- [What is needed]:
Repeat every line of the listing below exactly, minus the pictures.

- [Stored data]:
* Begin *
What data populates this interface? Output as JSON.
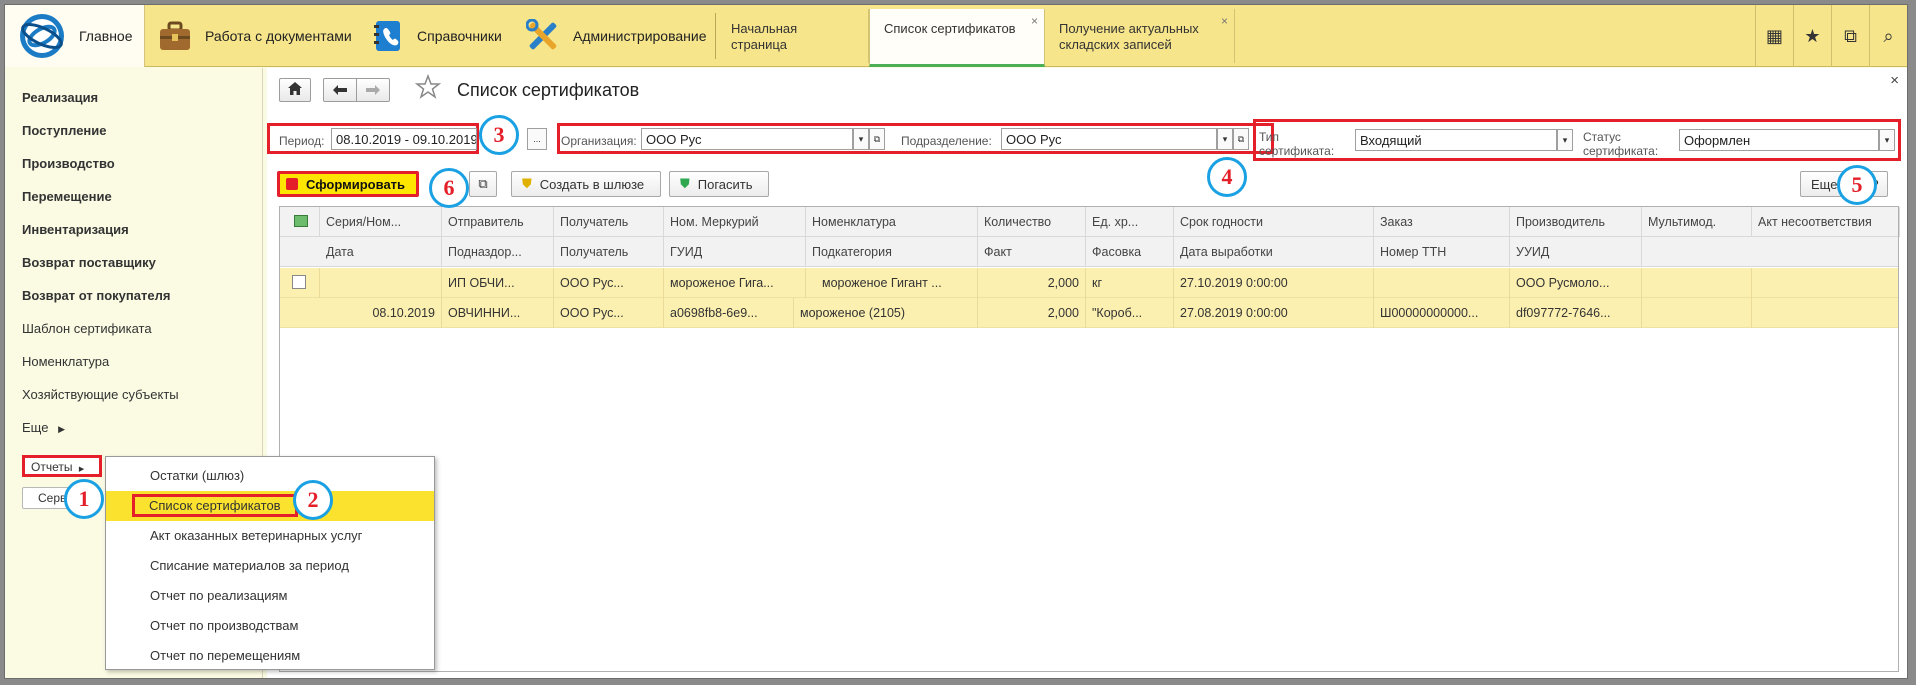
{
  "topbar": {
    "sections": [
      {
        "label": "Главное",
        "icon": "logo-1c"
      },
      {
        "label": "Работа с документами",
        "icon": "briefcase-icon"
      },
      {
        "label": "Справочники",
        "icon": "phonebook-icon"
      },
      {
        "label": "Администрирование",
        "icon": "tools-icon"
      }
    ],
    "tabs": [
      {
        "label": "Начальная страница"
      },
      {
        "label": "Список сертификатов",
        "close": "×"
      },
      {
        "label": "Получение актуальных складских записей",
        "close": "×"
      }
    ],
    "icons": {
      "apps": "▦",
      "favorites": "★",
      "history": "⧉",
      "search": "⌕"
    }
  },
  "sidebar": {
    "items": [
      {
        "label": "Реализация"
      },
      {
        "label": "Поступление"
      },
      {
        "label": "Производство"
      },
      {
        "label": "Перемещение"
      },
      {
        "label": "Инвентаризация"
      },
      {
        "label": "Возврат поставщику"
      },
      {
        "label": "Возврат от покупателя"
      },
      {
        "label": "Шаблон сертификата"
      },
      {
        "label": "Номенклатура"
      },
      {
        "label": "Хозяйствующие субъекты"
      },
      {
        "label": "Еще"
      }
    ],
    "reports_label": "Отчеты",
    "services_label": "Серв"
  },
  "form": {
    "title": "Список сертификатов",
    "close": "×",
    "period_label": "Период:",
    "period_value": "08.10.2019 - 09.10.2019",
    "period_btn": "...",
    "org_label": "Организация:",
    "org_value": "ООО Рус",
    "div_label": "Подразделение:",
    "div_value": "ООО Рус",
    "type_label": "Тип сертификата:",
    "type_value": "Входящий",
    "status_label": "Статус сертификата:",
    "status_value": "Оформлен",
    "buttons": {
      "form": "Сформировать",
      "gateway": "Создать в шлюзе",
      "redeem": "Погасить",
      "more": "Еще",
      "help": "?"
    }
  },
  "table": {
    "header1": [
      "Серия/Ном...",
      "Отправитель",
      "Получатель",
      "Ном. Меркурий",
      "Номенклатура",
      "Количество",
      "Ед. хр...",
      "Срок годности",
      "Заказ",
      "Производитель",
      "Мультимод.",
      "Акт несоответствия"
    ],
    "header2": [
      "Дата",
      "Подназдор...",
      "Получатель",
      "ГУИД",
      "Подкатегория",
      "Факт",
      "Фасовка",
      "Дата выработки",
      "Номер ТТН",
      "УУИД"
    ],
    "row1": [
      "",
      "ИП ОБЧИ...",
      "ООО Рус...",
      "мороженое Гига...",
      "мороженое Гигант ...",
      "2,000",
      "кг",
      "27.10.2019 0:00:00",
      "",
      "ООО Русмоло..."
    ],
    "row2": [
      "08.10.2019",
      "ОВЧИННИ...",
      "ООО Рус...",
      "a0698fb8-6e9...",
      "мороженое (2105)",
      "2,000",
      "\"Короб...",
      "27.08.2019 0:00:00",
      "Ш00000000000...",
      "df097772-7646..."
    ]
  },
  "menu": {
    "items": [
      "Остатки (шлюз)",
      "Список сертификатов",
      "Акт оказанных ветеринарных услуг",
      "Списание материалов за период",
      "Отчет по реализациям",
      "Отчет по производствам",
      "Отчет по перемещениям"
    ]
  },
  "markers": [
    "1",
    "2",
    "3",
    "4",
    "5",
    "6"
  ],
  "colors": {
    "accent_yellow": "#f6e58b",
    "highlight": "#fbe22e",
    "annotation_red": "#e41f2a",
    "annotation_blue": "#1aa1e3"
  }
}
* End *
- [Result for this task]:
What data populates this interface? Output as JSON.
{
  "topbar": {
    "sections": [
      {
        "label": "Главное",
        "icon": "logo-1c"
      },
      {
        "label": "Работа с документами",
        "icon": "briefcase-icon"
      },
      {
        "label": "Справочники",
        "icon": "phonebook-icon"
      },
      {
        "label": "Администрирование",
        "icon": "tools-icon"
      }
    ],
    "tabs": [
      {
        "label": "Начальная страница"
      },
      {
        "label": "Список сертификатов",
        "close": "×"
      },
      {
        "label": "Получение актуальных складских записей",
        "close": "×"
      }
    ],
    "icons": {
      "apps": "▦",
      "favorites": "★",
      "history": "⧉",
      "search": "⌕"
    }
  },
  "sidebar": {
    "items": [
      {
        "label": "Реализация"
      },
      {
        "label": "Поступление"
      },
      {
        "label": "Производство"
      },
      {
        "label": "Перемещение"
      },
      {
        "label": "Инвентаризация"
      },
      {
        "label": "Возврат поставщику"
      },
      {
        "label": "Возврат от покупателя"
      },
      {
        "label": "Шаблон сертификата"
      },
      {
        "label": "Номенклатура"
      },
      {
        "label": "Хозяйствующие субъекты"
      },
      {
        "label": "Еще"
      }
    ],
    "reports_label": "Отчеты",
    "services_label": "Серв"
  },
  "form": {
    "title": "Список сертификатов",
    "close": "×",
    "period_label": "Период:",
    "period_value": "08.10.2019 - 09.10.2019",
    "period_btn": "...",
    "org_label": "Организация:",
    "org_value": "ООО Рус",
    "div_label": "Подразделение:",
    "div_value": "ООО Рус",
    "type_label": "Тип сертификата:",
    "type_value": "Входящий",
    "status_label": "Статус сертификата:",
    "status_value": "Оформлен",
    "buttons": {
      "form": "Сформировать",
      "gateway": "Создать в шлюзе",
      "redeem": "Погасить",
      "more": "Еще",
      "help": "?"
    }
  },
  "table": {
    "header1": [
      "Серия/Ном...",
      "Отправитель",
      "Получатель",
      "Ном. Меркурий",
      "Номенклатура",
      "Количество",
      "Ед. хр...",
      "Срок годности",
      "Заказ",
      "Производитель",
      "Мультимод.",
      "Акт несоответствия"
    ],
    "header2": [
      "Дата",
      "Подназдор...",
      "Получатель",
      "ГУИД",
      "Подкатегория",
      "Факт",
      "Фасовка",
      "Дата выработки",
      "Номер ТТН",
      "УУИД"
    ],
    "row1": [
      "",
      "ИП ОБЧИ...",
      "ООО Рус...",
      "мороженое Гига...",
      "мороженое Гигант ...",
      "2,000",
      "кг",
      "27.10.2019 0:00:00",
      "",
      "ООО Русмоло..."
    ],
    "row2": [
      "08.10.2019",
      "ОВЧИННИ...",
      "ООО Рус...",
      "a0698fb8-6e9...",
      "мороженое (2105)",
      "2,000",
      "\"Короб...",
      "27.08.2019 0:00:00",
      "Ш00000000000...",
      "df097772-7646..."
    ]
  },
  "menu": {
    "items": [
      "Остатки (шлюз)",
      "Список сертификатов",
      "Акт оказанных ветеринарных услуг",
      "Списание материалов за период",
      "Отчет по реализациям",
      "Отчет по производствам",
      "Отчет по перемещениям"
    ]
  },
  "markers": [
    "1",
    "2",
    "3",
    "4",
    "5",
    "6"
  ],
  "colors": {
    "accent_yellow": "#f6e58b",
    "highlight": "#fbe22e",
    "annotation_red": "#e41f2a",
    "annotation_blue": "#1aa1e3"
  }
}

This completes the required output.